_Stored dataset items:_

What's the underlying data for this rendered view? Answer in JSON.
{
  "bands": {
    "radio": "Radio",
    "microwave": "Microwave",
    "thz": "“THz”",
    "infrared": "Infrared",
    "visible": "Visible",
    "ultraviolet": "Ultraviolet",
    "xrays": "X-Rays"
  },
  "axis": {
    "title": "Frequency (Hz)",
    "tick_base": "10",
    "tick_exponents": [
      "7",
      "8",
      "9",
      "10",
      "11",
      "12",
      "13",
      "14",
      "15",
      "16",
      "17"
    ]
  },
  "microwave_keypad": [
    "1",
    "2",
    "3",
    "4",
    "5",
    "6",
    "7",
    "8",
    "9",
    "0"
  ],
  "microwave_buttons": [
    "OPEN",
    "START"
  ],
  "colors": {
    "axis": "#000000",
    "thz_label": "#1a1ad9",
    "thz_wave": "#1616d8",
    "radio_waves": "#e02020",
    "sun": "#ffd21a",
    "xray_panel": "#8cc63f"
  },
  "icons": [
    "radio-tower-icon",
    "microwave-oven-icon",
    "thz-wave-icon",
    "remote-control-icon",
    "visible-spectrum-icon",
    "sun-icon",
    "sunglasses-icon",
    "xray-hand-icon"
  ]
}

_Given instruction:_ Write out the listing once more, matching it exactly.

_Task answer:_
What's the underlying data for this rendered view? Answer in JSON.
{
  "bands": {
    "radio": "Radio",
    "microwave": "Microwave",
    "thz": "“THz”",
    "infrared": "Infrared",
    "visible": "Visible",
    "ultraviolet": "Ultraviolet",
    "xrays": "X-Rays"
  },
  "axis": {
    "title": "Frequency (Hz)",
    "tick_base": "10",
    "tick_exponents": [
      "7",
      "8",
      "9",
      "10",
      "11",
      "12",
      "13",
      "14",
      "15",
      "16",
      "17"
    ]
  },
  "microwave_keypad": [
    "1",
    "2",
    "3",
    "4",
    "5",
    "6",
    "7",
    "8",
    "9",
    "0"
  ],
  "microwave_buttons": [
    "OPEN",
    "START"
  ],
  "colors": {
    "axis": "#000000",
    "thz_label": "#1a1ad9",
    "thz_wave": "#1616d8",
    "radio_waves": "#e02020",
    "sun": "#ffd21a",
    "xray_panel": "#8cc63f"
  },
  "icons": [
    "radio-tower-icon",
    "microwave-oven-icon",
    "thz-wave-icon",
    "remote-control-icon",
    "visible-spectrum-icon",
    "sun-icon",
    "sunglasses-icon",
    "xray-hand-icon"
  ]
}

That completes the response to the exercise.